▶ _DO THIS_: Return the full material exactly.

▶ _RECORDS SUPPLIED_:
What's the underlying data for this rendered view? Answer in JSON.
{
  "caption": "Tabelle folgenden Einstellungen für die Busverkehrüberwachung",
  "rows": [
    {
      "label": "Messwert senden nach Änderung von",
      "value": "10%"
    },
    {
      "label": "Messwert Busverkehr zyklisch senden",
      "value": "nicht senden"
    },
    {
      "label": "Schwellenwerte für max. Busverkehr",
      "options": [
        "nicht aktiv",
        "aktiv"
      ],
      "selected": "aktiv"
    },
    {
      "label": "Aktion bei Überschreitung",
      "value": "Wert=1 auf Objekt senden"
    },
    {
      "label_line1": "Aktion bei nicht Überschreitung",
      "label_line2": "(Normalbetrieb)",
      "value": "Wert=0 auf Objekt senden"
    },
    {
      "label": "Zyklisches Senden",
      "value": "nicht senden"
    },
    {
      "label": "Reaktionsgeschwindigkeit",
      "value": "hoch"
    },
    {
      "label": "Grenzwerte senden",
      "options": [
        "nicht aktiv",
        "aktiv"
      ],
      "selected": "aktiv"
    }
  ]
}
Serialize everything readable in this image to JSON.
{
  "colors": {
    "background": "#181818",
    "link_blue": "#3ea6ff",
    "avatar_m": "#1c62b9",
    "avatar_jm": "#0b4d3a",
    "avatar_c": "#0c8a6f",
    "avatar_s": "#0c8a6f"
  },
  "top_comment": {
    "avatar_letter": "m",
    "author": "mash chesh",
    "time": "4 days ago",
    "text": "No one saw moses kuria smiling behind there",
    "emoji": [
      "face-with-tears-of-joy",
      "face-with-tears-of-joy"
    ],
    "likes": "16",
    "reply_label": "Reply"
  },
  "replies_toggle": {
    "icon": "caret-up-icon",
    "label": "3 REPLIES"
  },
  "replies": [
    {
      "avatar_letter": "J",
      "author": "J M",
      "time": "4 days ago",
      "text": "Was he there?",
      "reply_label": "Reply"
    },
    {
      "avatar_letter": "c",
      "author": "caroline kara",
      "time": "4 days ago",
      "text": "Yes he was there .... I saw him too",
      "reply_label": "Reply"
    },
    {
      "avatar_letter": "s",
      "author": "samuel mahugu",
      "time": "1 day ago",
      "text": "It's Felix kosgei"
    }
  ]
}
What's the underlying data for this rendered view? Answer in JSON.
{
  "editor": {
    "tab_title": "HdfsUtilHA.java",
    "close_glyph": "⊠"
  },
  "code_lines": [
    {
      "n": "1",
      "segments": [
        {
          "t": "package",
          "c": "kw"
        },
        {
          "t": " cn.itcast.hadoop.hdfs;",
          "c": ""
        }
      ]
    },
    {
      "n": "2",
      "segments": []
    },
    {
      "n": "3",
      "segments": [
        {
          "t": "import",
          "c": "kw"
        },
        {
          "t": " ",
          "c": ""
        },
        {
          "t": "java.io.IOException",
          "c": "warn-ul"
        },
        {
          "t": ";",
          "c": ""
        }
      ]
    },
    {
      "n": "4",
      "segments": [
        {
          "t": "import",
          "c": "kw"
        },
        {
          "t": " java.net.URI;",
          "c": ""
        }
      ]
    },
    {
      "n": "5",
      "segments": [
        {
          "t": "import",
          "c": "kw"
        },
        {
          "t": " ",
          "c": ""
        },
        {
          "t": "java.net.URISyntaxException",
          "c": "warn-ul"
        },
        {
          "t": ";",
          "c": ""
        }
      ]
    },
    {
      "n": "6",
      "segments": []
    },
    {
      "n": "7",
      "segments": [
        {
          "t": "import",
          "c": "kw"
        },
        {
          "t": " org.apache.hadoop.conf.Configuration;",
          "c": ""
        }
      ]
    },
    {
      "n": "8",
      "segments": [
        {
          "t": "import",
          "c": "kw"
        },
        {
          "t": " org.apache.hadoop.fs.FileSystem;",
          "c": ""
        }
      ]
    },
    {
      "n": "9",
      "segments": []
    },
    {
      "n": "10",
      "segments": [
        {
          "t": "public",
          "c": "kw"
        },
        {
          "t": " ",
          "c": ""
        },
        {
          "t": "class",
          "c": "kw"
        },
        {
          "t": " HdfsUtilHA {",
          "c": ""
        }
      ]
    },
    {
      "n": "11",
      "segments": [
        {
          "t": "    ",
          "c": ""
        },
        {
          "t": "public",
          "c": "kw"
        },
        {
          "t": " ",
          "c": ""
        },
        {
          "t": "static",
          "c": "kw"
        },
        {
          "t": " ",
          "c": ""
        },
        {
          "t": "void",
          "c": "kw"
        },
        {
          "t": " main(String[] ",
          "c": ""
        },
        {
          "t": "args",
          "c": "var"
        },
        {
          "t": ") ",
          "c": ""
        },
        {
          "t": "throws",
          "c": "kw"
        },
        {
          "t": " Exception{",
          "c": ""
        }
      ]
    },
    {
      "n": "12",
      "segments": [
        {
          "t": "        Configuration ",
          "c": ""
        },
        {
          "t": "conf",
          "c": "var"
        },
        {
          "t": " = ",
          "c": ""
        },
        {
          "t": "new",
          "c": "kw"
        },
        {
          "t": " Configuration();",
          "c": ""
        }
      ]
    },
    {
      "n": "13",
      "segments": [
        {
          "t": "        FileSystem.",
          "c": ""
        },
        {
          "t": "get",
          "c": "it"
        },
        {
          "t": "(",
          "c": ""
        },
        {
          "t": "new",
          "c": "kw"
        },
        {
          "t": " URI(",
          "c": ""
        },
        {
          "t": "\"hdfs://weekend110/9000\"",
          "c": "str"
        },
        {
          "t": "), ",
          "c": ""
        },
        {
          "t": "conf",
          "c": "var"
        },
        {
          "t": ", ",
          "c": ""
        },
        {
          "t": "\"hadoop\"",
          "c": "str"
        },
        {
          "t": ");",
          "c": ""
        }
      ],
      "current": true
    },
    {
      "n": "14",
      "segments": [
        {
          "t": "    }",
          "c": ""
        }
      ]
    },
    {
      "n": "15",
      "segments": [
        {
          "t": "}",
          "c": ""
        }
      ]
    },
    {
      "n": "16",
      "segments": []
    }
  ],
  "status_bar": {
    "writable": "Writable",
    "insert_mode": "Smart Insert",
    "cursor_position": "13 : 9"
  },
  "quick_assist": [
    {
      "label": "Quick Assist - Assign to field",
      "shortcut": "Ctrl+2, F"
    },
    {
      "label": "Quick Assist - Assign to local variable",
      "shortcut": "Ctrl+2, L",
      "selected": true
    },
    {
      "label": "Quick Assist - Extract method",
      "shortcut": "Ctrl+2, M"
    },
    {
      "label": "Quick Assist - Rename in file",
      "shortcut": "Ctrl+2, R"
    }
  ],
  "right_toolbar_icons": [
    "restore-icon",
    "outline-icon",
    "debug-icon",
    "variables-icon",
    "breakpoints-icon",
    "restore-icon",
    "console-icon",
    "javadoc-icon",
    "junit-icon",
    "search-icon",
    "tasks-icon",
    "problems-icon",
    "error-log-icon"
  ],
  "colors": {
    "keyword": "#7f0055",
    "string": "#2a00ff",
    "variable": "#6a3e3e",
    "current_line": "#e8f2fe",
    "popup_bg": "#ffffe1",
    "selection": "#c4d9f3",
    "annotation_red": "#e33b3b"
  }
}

▶ _FINISHED TASK_:
What's the underlying data for this rendered view? Answer in JSON.
{
  "caption": "Tabelle folgenden Einstellungen für die Busverkehrüberwachung",
  "rows": [
    {
      "label": "Messwert senden nach Änderung von",
      "value": "10%"
    },
    {
      "label": "Messwert Busverkehr zyklisch senden",
      "value": "nicht senden"
    },
    {
      "label": "Schwellenwerte für max. Busverkehr",
      "options": [
        "nicht aktiv",
        "aktiv"
      ],
      "selected": "aktiv"
    },
    {
      "label": "Aktion bei Überschreitung",
      "value": "Wert=1 auf Objekt senden"
    },
    {
      "label_line1": "Aktion bei nicht Überschreitung",
      "label_line2": "(Normalbetrieb)",
      "value": "Wert=0 auf Objekt senden"
    },
    {
      "label": "Zyklisches Senden",
      "value": "nicht senden"
    },
    {
      "label": "Reaktionsgeschwindigkeit",
      "value": "hoch"
    },
    {
      "label": "Grenzwerte senden",
      "options": [
        "nicht aktiv",
        "aktiv"
      ],
      "selected": "aktiv"
    }
  ]
}
Serialize everything readable in this image to JSON.
{
  "colors": {
    "background": "#181818",
    "link_blue": "#3ea6ff",
    "avatar_m": "#1c62b9",
    "avatar_jm": "#0b4d3a",
    "avatar_c": "#0c8a6f",
    "avatar_s": "#0c8a6f"
  },
  "top_comment": {
    "avatar_letter": "m",
    "author": "mash chesh",
    "time": "4 days ago",
    "text": "No one saw moses kuria smiling behind there",
    "emoji": [
      "face-with-tears-of-joy",
      "face-with-tears-of-joy"
    ],
    "likes": "16",
    "reply_label": "Reply"
  },
  "replies_toggle": {
    "icon": "caret-up-icon",
    "label": "3 REPLIES"
  },
  "replies": [
    {
      "avatar_letter": "J",
      "author": "J M",
      "time": "4 days ago",
      "text": "Was he there?",
      "reply_label": "Reply"
    },
    {
      "avatar_letter": "c",
      "author": "caroline kara",
      "time": "4 days ago",
      "text": "Yes he was there .... I saw him too",
      "reply_label": "Reply"
    },
    {
      "avatar_letter": "s",
      "author": "samuel mahugu",
      "time": "1 day ago",
      "text": "It's Felix kosgei"
    }
  ]
}
What's the underlying data for this rendered view? Answer in JSON.
{
  "editor": {
    "tab_title": "HdfsUtilHA.java",
    "close_glyph": "⊠"
  },
  "code_lines": [
    {
      "n": "1",
      "segments": [
        {
          "t": "package",
          "c": "kw"
        },
        {
          "t": " cn.itcast.hadoop.hdfs;",
          "c": ""
        }
      ]
    },
    {
      "n": "2",
      "segments": []
    },
    {
      "n": "3",
      "segments": [
        {
          "t": "import",
          "c": "kw"
        },
        {
          "t": " ",
          "c": ""
        },
        {
          "t": "java.io.IOException",
          "c": "warn-ul"
        },
        {
          "t": ";",
          "c": ""
        }
      ]
    },
    {
      "n": "4",
      "segments": [
        {
          "t": "import",
          "c": "kw"
        },
        {
          "t": " java.net.URI;",
          "c": ""
        }
      ]
    },
    {
      "n": "5",
      "segments": [
        {
          "t": "import",
          "c": "kw"
        },
        {
          "t": " ",
          "c": ""
        },
        {
          "t": "java.net.URISyntaxException",
          "c": "warn-ul"
        },
        {
          "t": ";",
          "c": ""
        }
      ]
    },
    {
      "n": "6",
      "segments": []
    },
    {
      "n": "7",
      "segments": [
        {
          "t": "import",
          "c": "kw"
        },
        {
          "t": " org.apache.hadoop.conf.Configuration;",
          "c": ""
        }
      ]
    },
    {
      "n": "8",
      "segments": [
        {
          "t": "import",
          "c": "kw"
        },
        {
          "t": " org.apache.hadoop.fs.FileSystem;",
          "c": ""
        }
      ]
    },
    {
      "n": "9",
      "segments": []
    },
    {
      "n": "10",
      "segments": [
        {
          "t": "public",
          "c": "kw"
        },
        {
          "t": " ",
          "c": ""
        },
        {
          "t": "class",
          "c": "kw"
        },
        {
          "t": " HdfsUtilHA {",
          "c": ""
        }
      ]
    },
    {
      "n": "11",
      "segments": [
        {
          "t": "    ",
          "c": ""
        },
        {
          "t": "public",
          "c": "kw"
        },
        {
          "t": " ",
          "c": ""
        },
        {
          "t": "static",
          "c": "kw"
        },
        {
          "t": " ",
          "c": ""
        },
        {
          "t": "void",
          "c": "kw"
        },
        {
          "t": " main(String[] ",
          "c": ""
        },
        {
          "t": "args",
          "c": "var"
        },
        {
          "t": ") ",
          "c": ""
        },
        {
          "t": "throws",
          "c": "kw"
        },
        {
          "t": " Exception{",
          "c": ""
        }
      ]
    },
    {
      "n": "12",
      "segments": [
        {
          "t": "        Configuration ",
          "c": ""
        },
        {
          "t": "conf",
          "c": "var"
        },
        {
          "t": " = ",
          "c": ""
        },
        {
          "t": "new",
          "c": "kw"
        },
        {
          "t": " Configuration();",
          "c": ""
        }
      ]
    },
    {
      "n": "13",
      "segments": [
        {
          "t": "        FileSystem.",
          "c": ""
        },
        {
          "t": "get",
          "c": "it"
        },
        {
          "t": "(",
          "c": ""
        },
        {
          "t": "new",
          "c": "kw"
        },
        {
          "t": " URI(",
          "c": ""
        },
        {
          "t": "\"hdfs://weekend110/9000\"",
          "c": "str"
        },
        {
          "t": "), ",
          "c": ""
        },
        {
          "t": "conf",
          "c": "var"
        },
        {
          "t": ", ",
          "c": ""
        },
        {
          "t": "\"hadoop\"",
          "c": "str"
        },
        {
          "t": ");",
          "c": ""
        }
      ],
      "current": true
    },
    {
      "n": "14",
      "segments": [
        {
          "t": "    }",
          "c": ""
        }
      ]
    },
    {
      "n": "15",
      "segments": [
        {
          "t": "}",
          "c": ""
        }
      ]
    },
    {
      "n": "16",
      "segments": []
    }
  ],
  "status_bar": {
    "writable": "Writable",
    "insert_mode": "Smart Insert",
    "cursor_position": "13 : 9"
  },
  "quick_assist": [
    {
      "label": "Quick Assist - Assign to field",
      "shortcut": "Ctrl+2, F"
    },
    {
      "label": "Quick Assist - Assign to local variable",
      "shortcut": "Ctrl+2, L",
      "selected": true
    },
    {
      "label": "Quick Assist - Extract method",
      "shortcut": "Ctrl+2, M"
    },
    {
      "label": "Quick Assist - Rename in file",
      "shortcut": "Ctrl+2, R"
    }
  ],
  "right_toolbar_icons": [
    "restore-icon",
    "outline-icon",
    "debug-icon",
    "variables-icon",
    "breakpoints-icon",
    "restore-icon",
    "console-icon",
    "javadoc-icon",
    "junit-icon",
    "search-icon",
    "tasks-icon",
    "problems-icon",
    "error-log-icon"
  ],
  "colors": {
    "keyword": "#7f0055",
    "string": "#2a00ff",
    "variable": "#6a3e3e",
    "current_line": "#e8f2fe",
    "popup_bg": "#ffffe1",
    "selection": "#c4d9f3",
    "annotation_red": "#e33b3b"
  }
}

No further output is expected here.